>> START Record extracts

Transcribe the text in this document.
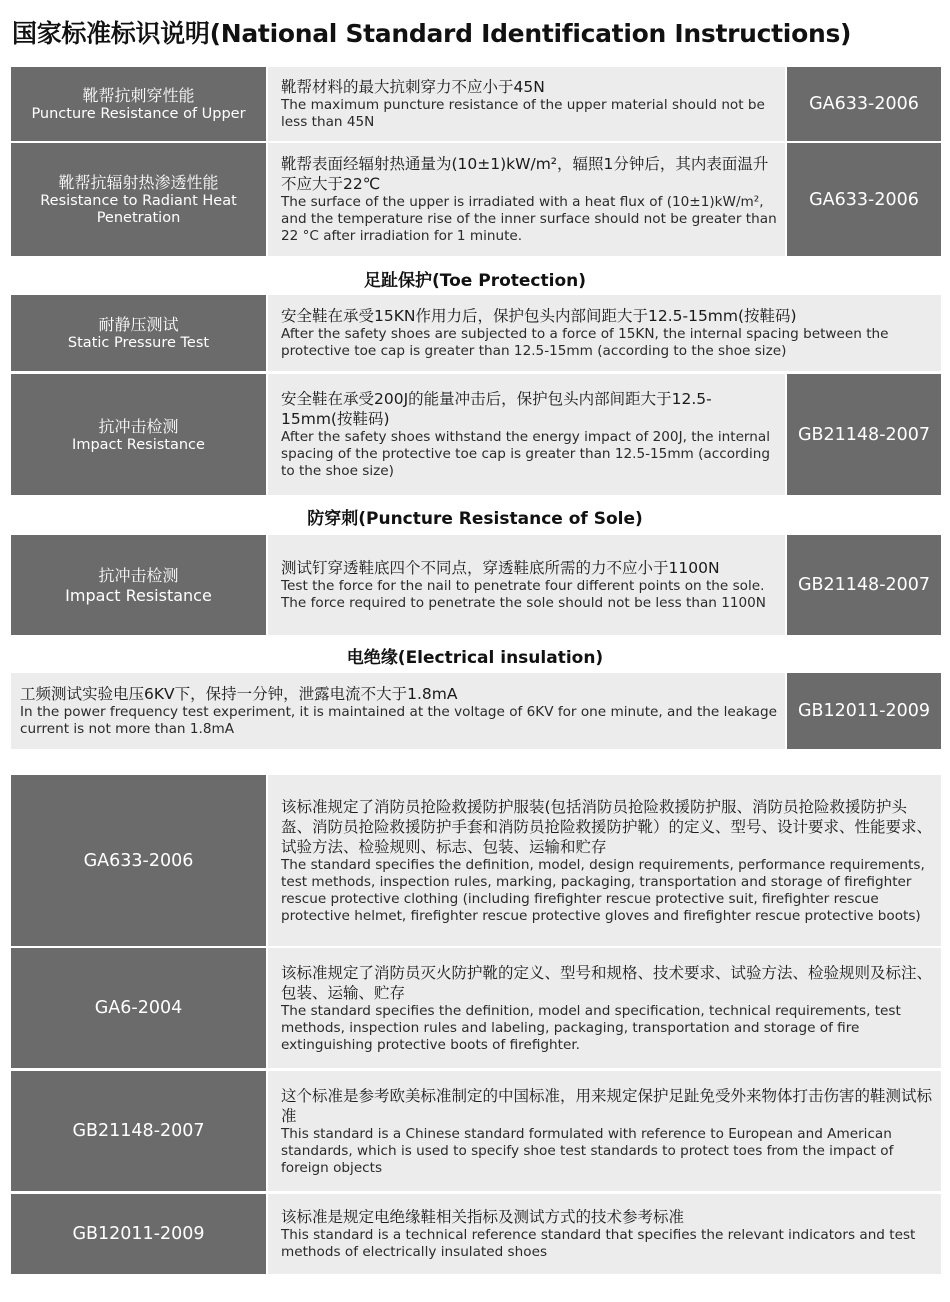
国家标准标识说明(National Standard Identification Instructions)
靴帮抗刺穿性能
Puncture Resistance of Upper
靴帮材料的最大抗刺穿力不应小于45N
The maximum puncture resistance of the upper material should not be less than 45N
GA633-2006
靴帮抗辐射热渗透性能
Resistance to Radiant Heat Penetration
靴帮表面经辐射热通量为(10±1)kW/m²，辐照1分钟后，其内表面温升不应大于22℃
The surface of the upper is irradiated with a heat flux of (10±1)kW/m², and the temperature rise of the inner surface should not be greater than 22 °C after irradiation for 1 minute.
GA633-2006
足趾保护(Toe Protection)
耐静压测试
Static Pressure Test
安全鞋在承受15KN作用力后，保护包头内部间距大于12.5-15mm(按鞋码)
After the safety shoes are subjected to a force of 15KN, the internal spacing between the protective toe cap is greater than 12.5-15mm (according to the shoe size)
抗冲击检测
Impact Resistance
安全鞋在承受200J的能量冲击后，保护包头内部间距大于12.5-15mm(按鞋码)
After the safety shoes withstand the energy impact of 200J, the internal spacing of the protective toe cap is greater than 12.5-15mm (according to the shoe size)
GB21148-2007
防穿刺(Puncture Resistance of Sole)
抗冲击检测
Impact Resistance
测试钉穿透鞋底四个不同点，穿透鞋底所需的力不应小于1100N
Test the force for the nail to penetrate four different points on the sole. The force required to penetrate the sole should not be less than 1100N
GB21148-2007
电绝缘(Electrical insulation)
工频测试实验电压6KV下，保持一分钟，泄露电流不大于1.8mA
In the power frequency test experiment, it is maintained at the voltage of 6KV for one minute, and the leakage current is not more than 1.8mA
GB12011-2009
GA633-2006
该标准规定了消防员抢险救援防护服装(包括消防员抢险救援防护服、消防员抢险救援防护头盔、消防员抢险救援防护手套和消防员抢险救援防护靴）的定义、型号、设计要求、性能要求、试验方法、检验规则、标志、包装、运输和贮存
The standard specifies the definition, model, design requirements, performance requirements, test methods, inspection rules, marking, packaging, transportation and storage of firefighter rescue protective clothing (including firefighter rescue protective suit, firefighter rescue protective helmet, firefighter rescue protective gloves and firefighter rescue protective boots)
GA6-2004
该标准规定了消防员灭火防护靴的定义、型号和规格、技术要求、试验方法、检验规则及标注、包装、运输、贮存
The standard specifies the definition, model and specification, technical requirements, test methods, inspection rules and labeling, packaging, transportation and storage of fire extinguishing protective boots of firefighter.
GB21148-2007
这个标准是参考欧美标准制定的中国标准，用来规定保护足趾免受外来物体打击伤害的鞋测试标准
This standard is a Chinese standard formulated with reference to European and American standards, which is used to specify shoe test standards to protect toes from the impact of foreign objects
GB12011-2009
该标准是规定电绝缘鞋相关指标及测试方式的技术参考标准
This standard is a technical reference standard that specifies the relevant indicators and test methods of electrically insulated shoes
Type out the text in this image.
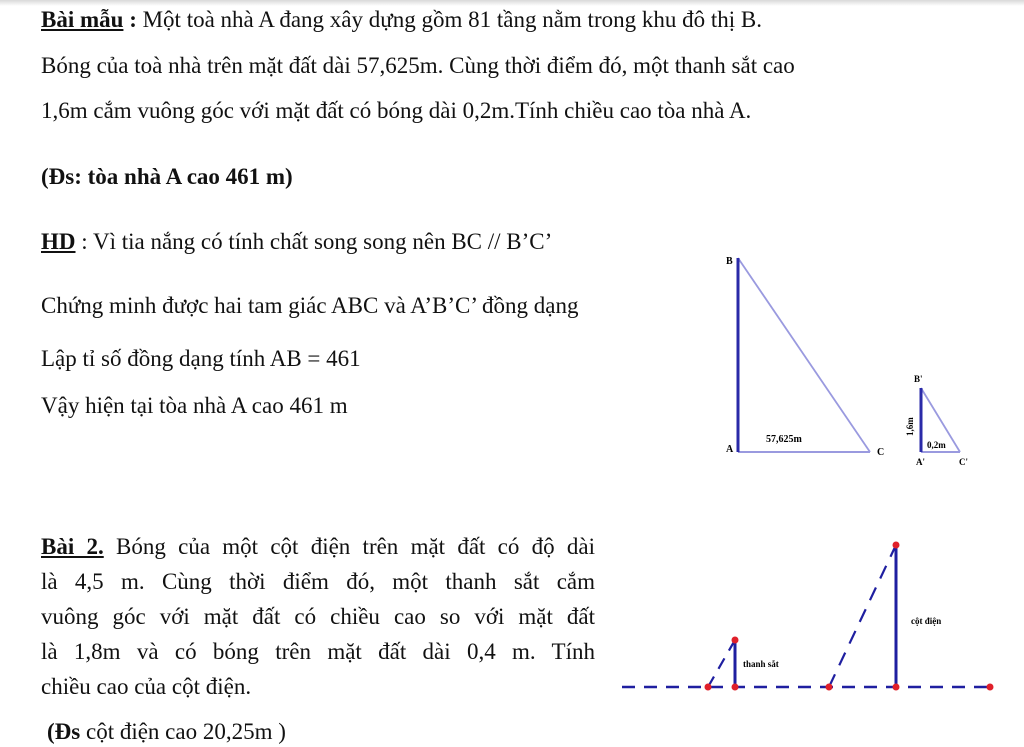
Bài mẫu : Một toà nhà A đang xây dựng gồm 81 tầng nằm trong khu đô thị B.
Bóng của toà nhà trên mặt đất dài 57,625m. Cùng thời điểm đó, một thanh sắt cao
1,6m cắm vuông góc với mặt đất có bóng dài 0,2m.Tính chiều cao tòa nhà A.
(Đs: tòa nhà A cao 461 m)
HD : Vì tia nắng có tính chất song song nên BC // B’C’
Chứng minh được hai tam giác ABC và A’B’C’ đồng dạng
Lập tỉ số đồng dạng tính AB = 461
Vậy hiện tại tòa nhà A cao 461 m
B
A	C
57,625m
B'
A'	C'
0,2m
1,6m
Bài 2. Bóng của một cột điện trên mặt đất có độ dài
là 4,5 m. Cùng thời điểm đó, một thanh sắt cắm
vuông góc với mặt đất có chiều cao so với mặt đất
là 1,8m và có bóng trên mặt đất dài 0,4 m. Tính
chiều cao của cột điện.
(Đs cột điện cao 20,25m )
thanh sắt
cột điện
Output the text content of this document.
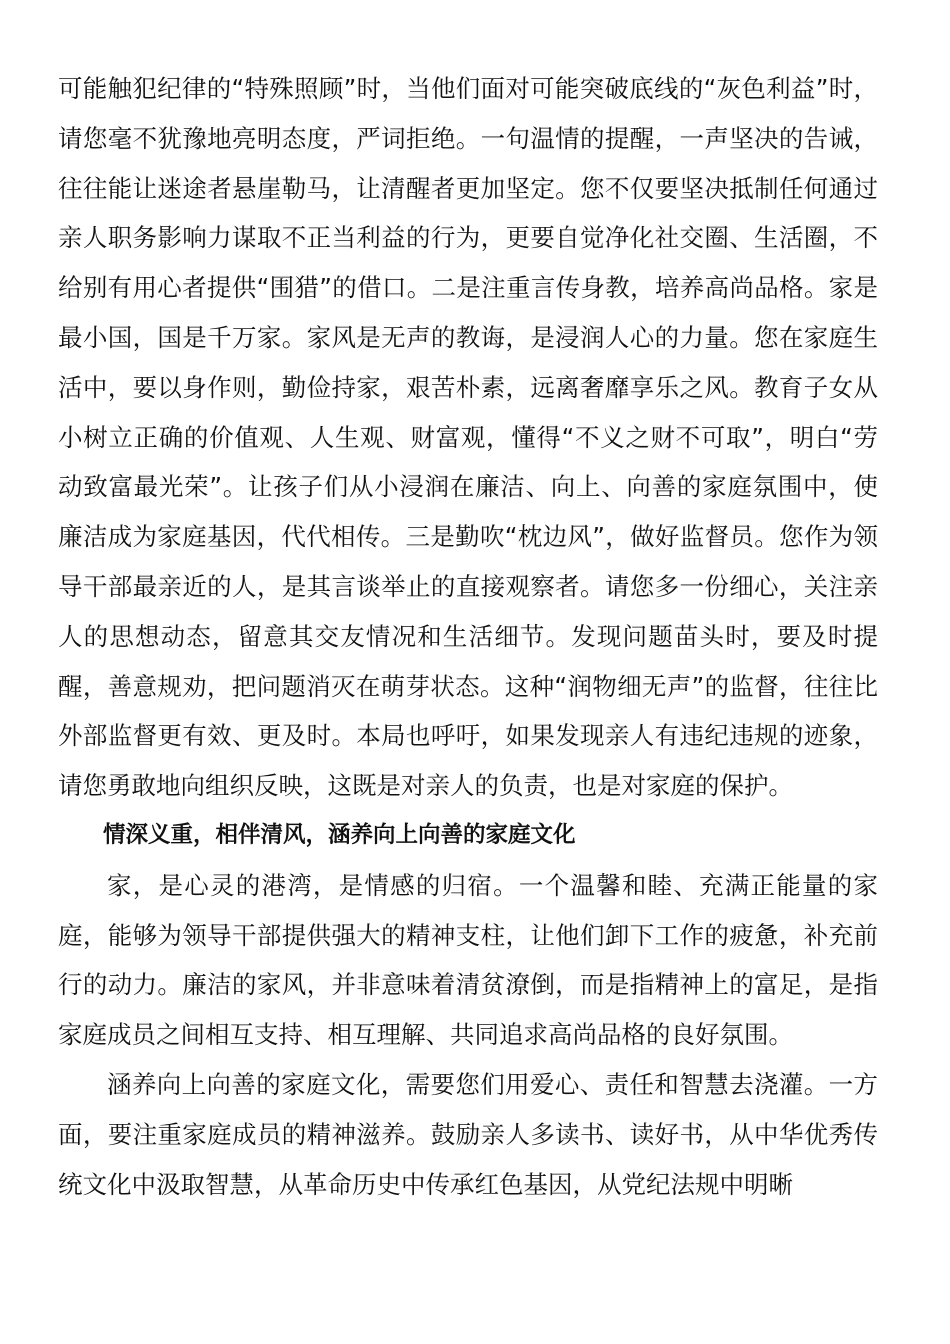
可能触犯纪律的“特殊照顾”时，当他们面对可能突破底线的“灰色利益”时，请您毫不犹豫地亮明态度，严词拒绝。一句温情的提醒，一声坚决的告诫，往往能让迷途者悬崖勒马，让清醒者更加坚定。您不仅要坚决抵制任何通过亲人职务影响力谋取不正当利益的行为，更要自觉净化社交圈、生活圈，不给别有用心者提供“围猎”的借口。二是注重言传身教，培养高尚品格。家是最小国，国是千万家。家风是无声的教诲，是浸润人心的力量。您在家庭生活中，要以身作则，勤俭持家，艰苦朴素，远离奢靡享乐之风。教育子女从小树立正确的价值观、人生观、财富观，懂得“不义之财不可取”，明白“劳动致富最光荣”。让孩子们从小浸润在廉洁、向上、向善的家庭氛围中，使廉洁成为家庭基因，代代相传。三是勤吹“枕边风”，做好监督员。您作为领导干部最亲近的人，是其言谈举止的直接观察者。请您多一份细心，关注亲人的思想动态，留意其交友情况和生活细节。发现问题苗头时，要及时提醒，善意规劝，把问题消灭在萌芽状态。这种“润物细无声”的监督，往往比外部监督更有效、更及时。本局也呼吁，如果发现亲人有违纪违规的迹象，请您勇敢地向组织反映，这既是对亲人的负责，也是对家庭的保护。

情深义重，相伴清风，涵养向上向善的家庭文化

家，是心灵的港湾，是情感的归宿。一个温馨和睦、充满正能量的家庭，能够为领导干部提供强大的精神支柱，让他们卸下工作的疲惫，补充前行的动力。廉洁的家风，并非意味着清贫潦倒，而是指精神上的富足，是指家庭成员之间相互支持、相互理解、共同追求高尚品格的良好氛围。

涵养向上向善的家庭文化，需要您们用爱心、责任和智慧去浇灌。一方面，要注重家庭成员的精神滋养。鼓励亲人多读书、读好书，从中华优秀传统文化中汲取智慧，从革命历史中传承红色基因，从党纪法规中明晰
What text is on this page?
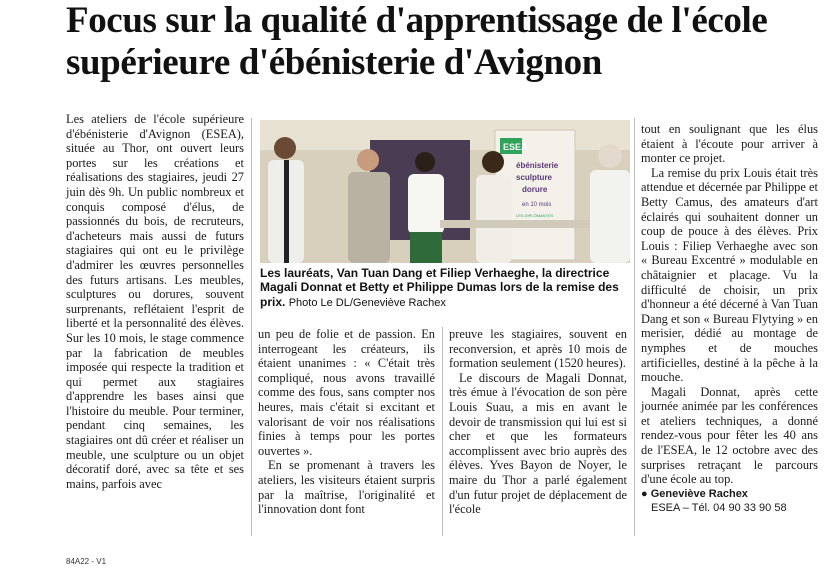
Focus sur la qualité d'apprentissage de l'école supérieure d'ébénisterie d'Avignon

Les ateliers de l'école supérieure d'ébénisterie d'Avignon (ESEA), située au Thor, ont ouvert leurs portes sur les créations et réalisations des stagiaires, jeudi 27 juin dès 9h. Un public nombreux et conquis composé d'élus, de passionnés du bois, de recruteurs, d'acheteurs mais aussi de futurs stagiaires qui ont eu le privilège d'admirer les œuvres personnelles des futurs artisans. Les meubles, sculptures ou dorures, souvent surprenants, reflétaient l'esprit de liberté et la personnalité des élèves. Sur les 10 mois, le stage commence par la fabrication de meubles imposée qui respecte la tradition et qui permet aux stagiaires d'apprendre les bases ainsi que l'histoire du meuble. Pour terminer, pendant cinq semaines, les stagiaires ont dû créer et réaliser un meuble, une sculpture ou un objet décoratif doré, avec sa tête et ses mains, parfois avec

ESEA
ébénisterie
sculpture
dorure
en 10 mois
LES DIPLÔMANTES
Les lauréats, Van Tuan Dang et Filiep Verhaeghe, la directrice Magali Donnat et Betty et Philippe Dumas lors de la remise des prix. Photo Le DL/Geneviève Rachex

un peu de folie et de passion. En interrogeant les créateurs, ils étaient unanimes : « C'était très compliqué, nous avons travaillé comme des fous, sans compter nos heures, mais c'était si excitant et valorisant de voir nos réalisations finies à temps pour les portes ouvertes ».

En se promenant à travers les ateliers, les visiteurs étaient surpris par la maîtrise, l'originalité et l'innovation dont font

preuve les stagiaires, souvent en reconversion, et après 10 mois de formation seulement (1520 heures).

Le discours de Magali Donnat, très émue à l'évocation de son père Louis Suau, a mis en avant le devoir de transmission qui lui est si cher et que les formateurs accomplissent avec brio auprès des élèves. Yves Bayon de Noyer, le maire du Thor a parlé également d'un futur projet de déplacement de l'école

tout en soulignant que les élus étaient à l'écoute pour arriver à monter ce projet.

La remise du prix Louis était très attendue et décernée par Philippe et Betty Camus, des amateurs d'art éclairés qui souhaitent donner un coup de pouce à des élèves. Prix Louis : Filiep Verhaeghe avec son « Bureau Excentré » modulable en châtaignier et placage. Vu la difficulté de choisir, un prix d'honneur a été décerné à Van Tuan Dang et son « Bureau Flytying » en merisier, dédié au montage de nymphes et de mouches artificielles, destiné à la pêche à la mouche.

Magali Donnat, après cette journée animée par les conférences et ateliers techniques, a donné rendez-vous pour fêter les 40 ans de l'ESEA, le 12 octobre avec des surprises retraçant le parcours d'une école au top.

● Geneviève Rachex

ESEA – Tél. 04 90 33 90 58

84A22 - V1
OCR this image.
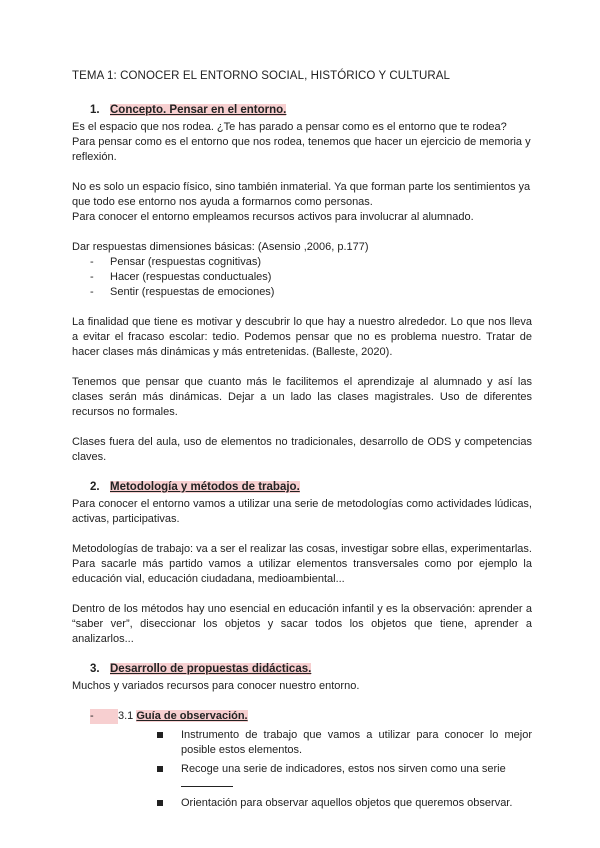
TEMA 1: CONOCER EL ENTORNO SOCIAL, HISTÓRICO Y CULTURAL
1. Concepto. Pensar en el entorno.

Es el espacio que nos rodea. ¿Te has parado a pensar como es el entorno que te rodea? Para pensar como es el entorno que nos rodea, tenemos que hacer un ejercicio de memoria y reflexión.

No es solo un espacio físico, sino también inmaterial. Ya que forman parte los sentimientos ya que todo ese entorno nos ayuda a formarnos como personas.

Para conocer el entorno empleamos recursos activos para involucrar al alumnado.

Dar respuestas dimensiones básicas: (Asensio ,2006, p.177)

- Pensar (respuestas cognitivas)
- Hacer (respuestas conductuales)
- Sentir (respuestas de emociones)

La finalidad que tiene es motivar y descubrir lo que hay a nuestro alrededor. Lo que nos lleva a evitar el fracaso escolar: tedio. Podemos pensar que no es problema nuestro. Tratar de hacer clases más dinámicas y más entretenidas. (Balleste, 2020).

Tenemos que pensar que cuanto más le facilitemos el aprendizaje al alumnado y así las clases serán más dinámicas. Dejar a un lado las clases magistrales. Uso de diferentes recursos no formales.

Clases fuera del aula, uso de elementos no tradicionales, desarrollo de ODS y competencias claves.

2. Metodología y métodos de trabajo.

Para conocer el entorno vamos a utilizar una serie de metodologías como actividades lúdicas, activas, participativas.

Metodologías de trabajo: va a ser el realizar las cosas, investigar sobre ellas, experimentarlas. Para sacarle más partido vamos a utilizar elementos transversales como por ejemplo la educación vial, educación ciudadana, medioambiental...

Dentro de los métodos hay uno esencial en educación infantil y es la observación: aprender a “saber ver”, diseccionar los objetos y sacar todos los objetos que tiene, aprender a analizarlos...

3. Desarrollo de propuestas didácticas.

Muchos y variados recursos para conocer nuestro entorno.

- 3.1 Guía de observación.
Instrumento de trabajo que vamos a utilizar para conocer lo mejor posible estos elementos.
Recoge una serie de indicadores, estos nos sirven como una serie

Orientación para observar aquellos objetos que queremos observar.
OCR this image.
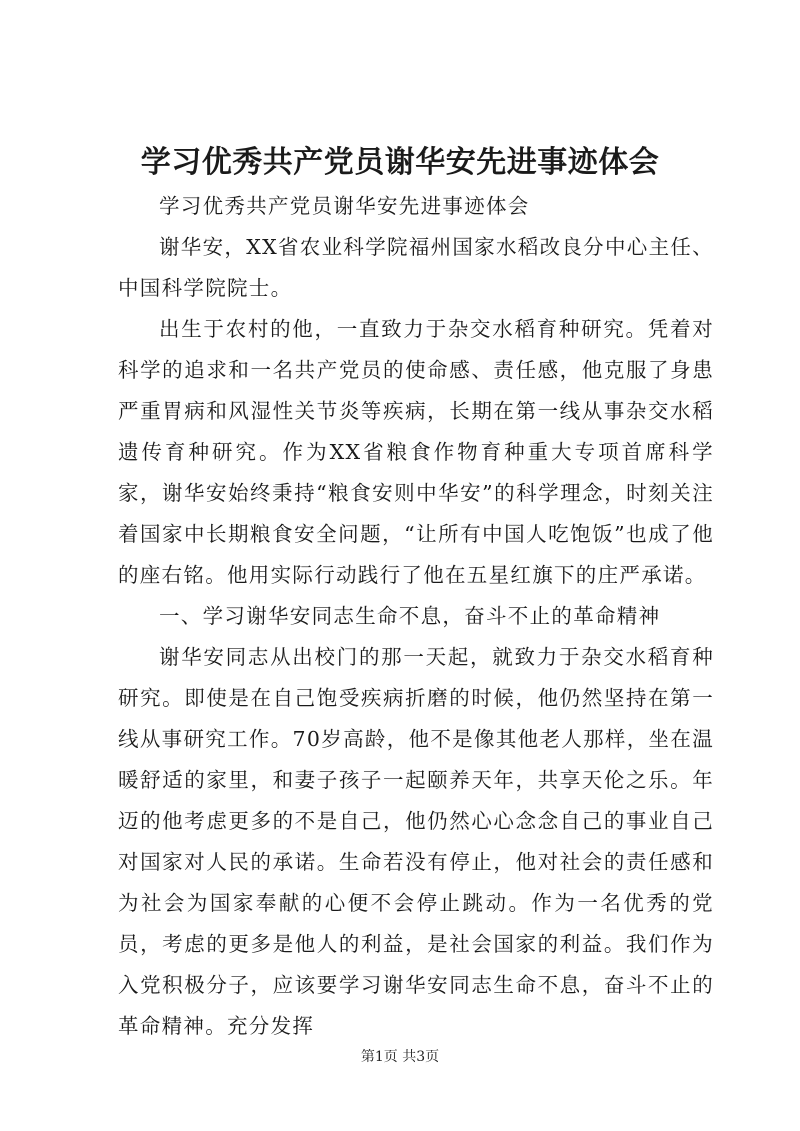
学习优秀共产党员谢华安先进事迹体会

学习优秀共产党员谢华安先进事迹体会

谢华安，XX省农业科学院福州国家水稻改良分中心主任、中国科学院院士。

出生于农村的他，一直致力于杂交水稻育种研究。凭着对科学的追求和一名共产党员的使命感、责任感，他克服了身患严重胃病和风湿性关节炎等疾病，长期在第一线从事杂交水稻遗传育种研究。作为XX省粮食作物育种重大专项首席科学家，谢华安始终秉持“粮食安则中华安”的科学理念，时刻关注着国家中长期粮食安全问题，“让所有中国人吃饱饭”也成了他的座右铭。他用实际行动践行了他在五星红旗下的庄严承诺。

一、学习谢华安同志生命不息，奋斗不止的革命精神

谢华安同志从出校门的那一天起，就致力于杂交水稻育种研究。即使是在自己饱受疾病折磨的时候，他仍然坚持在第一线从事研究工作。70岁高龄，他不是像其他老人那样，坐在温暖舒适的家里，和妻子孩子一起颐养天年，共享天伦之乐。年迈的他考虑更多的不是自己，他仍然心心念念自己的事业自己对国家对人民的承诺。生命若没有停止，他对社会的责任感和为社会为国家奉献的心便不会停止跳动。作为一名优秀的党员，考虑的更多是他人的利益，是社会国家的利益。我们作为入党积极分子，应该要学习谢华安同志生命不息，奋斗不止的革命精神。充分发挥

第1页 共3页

>> END Record extracts

**The problem:** Find and count the lines of the data that include the string "alumnado", and report that figure by itself.

**Exercise solution:** 2